Stored items
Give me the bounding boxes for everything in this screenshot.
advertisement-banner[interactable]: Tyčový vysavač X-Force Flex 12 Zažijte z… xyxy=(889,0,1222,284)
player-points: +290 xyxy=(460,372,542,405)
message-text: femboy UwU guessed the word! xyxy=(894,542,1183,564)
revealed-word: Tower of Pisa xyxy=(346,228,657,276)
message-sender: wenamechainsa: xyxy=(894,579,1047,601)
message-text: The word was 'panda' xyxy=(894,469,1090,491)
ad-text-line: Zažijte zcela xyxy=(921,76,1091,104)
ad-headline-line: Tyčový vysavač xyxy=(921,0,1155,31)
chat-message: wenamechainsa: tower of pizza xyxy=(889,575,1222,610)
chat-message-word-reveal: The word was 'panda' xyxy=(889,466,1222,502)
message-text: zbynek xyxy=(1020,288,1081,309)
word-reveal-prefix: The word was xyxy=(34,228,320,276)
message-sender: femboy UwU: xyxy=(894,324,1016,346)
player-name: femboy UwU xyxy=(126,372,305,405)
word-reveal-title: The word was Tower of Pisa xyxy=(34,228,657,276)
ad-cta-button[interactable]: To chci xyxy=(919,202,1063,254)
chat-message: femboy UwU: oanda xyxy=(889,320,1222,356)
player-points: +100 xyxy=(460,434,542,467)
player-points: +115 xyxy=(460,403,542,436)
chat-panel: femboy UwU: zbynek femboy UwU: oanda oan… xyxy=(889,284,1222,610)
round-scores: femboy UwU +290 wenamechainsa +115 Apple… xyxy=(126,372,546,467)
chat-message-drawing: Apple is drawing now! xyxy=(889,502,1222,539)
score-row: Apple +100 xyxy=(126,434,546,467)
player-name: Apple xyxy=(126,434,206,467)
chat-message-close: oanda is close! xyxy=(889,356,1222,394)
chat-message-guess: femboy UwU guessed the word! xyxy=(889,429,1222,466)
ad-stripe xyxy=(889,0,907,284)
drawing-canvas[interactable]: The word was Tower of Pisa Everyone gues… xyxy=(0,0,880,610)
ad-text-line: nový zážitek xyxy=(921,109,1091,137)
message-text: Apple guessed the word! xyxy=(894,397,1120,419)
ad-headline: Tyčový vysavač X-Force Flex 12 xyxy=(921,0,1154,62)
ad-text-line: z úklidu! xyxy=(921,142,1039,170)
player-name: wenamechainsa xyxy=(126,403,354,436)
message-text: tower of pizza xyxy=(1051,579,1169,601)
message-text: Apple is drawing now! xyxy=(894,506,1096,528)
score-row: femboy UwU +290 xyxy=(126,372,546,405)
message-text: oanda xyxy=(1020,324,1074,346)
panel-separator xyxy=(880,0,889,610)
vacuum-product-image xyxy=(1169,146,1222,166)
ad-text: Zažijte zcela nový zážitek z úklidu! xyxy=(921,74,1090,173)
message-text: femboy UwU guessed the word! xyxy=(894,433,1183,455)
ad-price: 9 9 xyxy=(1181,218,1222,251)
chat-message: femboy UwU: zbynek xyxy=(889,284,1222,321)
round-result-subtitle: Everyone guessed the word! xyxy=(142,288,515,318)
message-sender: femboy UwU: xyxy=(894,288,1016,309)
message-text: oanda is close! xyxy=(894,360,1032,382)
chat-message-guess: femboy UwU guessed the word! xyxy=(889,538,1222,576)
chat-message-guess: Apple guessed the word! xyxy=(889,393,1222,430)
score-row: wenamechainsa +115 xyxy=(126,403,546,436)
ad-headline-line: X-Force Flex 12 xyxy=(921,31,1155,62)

Work to do — Copy out the items word for word, beginning with the first item and stopping after the line that contains "player-name: femboy UwU".

The solution —
Give me the bounding boxes for everything in this screenshot.
advertisement-banner[interactable]: Tyčový vysavač X-Force Flex 12 Zažijte z… xyxy=(889,0,1222,284)
player-points: +290 xyxy=(460,372,542,405)
message-text: femboy UwU guessed the word! xyxy=(894,542,1183,564)
revealed-word: Tower of Pisa xyxy=(346,228,657,276)
message-sender: wenamechainsa: xyxy=(894,579,1047,601)
message-text: The word was 'panda' xyxy=(894,469,1090,491)
ad-text-line: Zažijte zcela xyxy=(921,76,1091,104)
ad-headline-line: Tyčový vysavač xyxy=(921,0,1155,31)
chat-message: wenamechainsa: tower of pizza xyxy=(889,575,1222,610)
chat-message-word-reveal: The word was 'panda' xyxy=(889,466,1222,502)
message-text: zbynek xyxy=(1020,288,1081,309)
word-reveal-prefix: The word was xyxy=(34,228,320,276)
message-sender: femboy UwU: xyxy=(894,324,1016,346)
player-name: femboy UwU xyxy=(126,372,305,405)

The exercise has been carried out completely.